▶ _What is being asked_
Make an exact transcription of the material, leaving out all images.

▶ _Dataset_
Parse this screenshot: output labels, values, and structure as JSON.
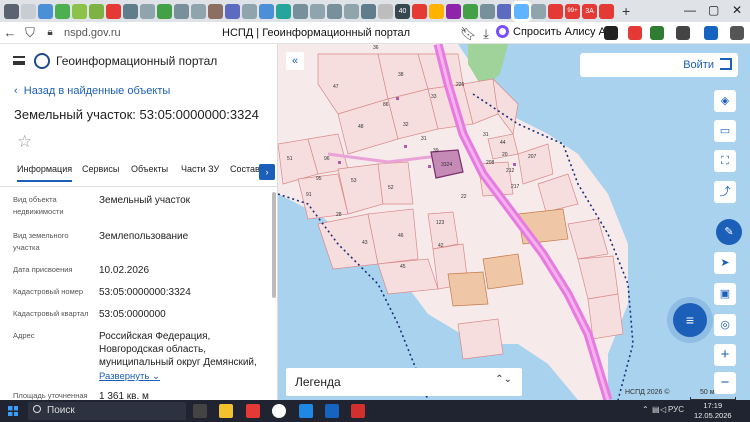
{
  "browser": {
    "url": "nspd.gov.ru",
    "page_title": "НСПД | Геоинформационный портал",
    "alice_label": "Спросить Алису AI",
    "tab_badges": [
      "40",
      "99+",
      "3A"
    ]
  },
  "panel": {
    "portal_name": "Геоинформационный портал",
    "back_link": "Назад в найденные объекты",
    "object_title": "Земельный участок: 53:05:0000000:3324",
    "tabs": [
      "Информация",
      "Сервисы",
      "Объекты",
      "Части ЗУ",
      "Состав"
    ],
    "fields": [
      {
        "label": "Вид объекта недвижимости",
        "value": "Земельный участок"
      },
      {
        "label": "Вид земельного участка",
        "value": "Землепользование"
      },
      {
        "label": "Дата присвоения",
        "value": "10.02.2026"
      },
      {
        "label": "Кадастровый номер",
        "value": "53:05:0000000:3324"
      },
      {
        "label": "Кадастровый квартал",
        "value": "53:05:0000000"
      },
      {
        "label": "Адрес",
        "value": "Российская Федерация, Новгородская область, муниципальный округ Демянский,"
      },
      {
        "label": "Площадь уточненная",
        "value": "1 361 кв. м"
      }
    ],
    "expand_label": "Развернуть"
  },
  "map": {
    "login_label": "Войти",
    "legend_label": "Легенда",
    "copyright": "НСПД 2026 ©",
    "scale_label": "50 м",
    "parcel_labels": [
      "3324",
      "47",
      "36",
      "38",
      "226",
      "86",
      "48",
      "32",
      "31",
      "33",
      "39",
      "31",
      "44",
      "212",
      "207",
      "217",
      "51",
      "96",
      "95",
      "53",
      "52",
      "91",
      "28",
      "43",
      "46",
      "45",
      "123",
      "42",
      "22",
      "208",
      "20"
    ]
  },
  "taskbar": {
    "search_label": "Поиск",
    "lang": "РУС",
    "time": "17:19",
    "date": "12.05.2026"
  },
  "colors": {
    "accent": "#1c5fb8",
    "water": "#a9d2ee",
    "parcel_fill": "#f7dede",
    "parcel_stroke": "#d98a8a",
    "road": "#e77be0",
    "selected": "#b26aa0"
  }
}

▶ _Correct response_
Parse this screenshot: output labels, values, and structure as JSON.
{
  "browser": {
    "url": "nspd.gov.ru",
    "page_title": "НСПД | Геоинформационный портал",
    "alice_label": "Спросить Алису AI",
    "tab_badges": [
      "40",
      "99+",
      "3A"
    ]
  },
  "panel": {
    "portal_name": "Геоинформационный портал",
    "back_link": "Назад в найденные объекты",
    "object_title": "Земельный участок: 53:05:0000000:3324",
    "tabs": [
      "Информация",
      "Сервисы",
      "Объекты",
      "Части ЗУ",
      "Состав"
    ],
    "fields": [
      {
        "label": "Вид объекта недвижимости",
        "value": "Земельный участок"
      },
      {
        "label": "Вид земельного участка",
        "value": "Землепользование"
      },
      {
        "label": "Дата присвоения",
        "value": "10.02.2026"
      },
      {
        "label": "Кадастровый номер",
        "value": "53:05:0000000:3324"
      },
      {
        "label": "Кадастровый квартал",
        "value": "53:05:0000000"
      },
      {
        "label": "Адрес",
        "value": "Российская Федерация, Новгородская область, муниципальный округ Демянский,"
      },
      {
        "label": "Площадь уточненная",
        "value": "1 361 кв. м"
      }
    ],
    "expand_label": "Развернуть"
  },
  "map": {
    "login_label": "Войти",
    "legend_label": "Легенда",
    "copyright": "НСПД 2026 ©",
    "scale_label": "50 м",
    "parcel_labels": [
      "3324",
      "47",
      "36",
      "38",
      "226",
      "86",
      "48",
      "32",
      "31",
      "33",
      "39",
      "31",
      "44",
      "212",
      "207",
      "217",
      "51",
      "96",
      "95",
      "53",
      "52",
      "91",
      "28",
      "43",
      "46",
      "45",
      "123",
      "42",
      "22",
      "208",
      "20"
    ]
  },
  "taskbar": {
    "search_label": "Поиск",
    "lang": "РУС",
    "time": "17:19",
    "date": "12.05.2026"
  },
  "colors": {
    "accent": "#1c5fb8",
    "water": "#a9d2ee",
    "parcel_fill": "#f7dede",
    "parcel_stroke": "#d98a8a",
    "road": "#e77be0",
    "selected": "#b26aa0"
  }
}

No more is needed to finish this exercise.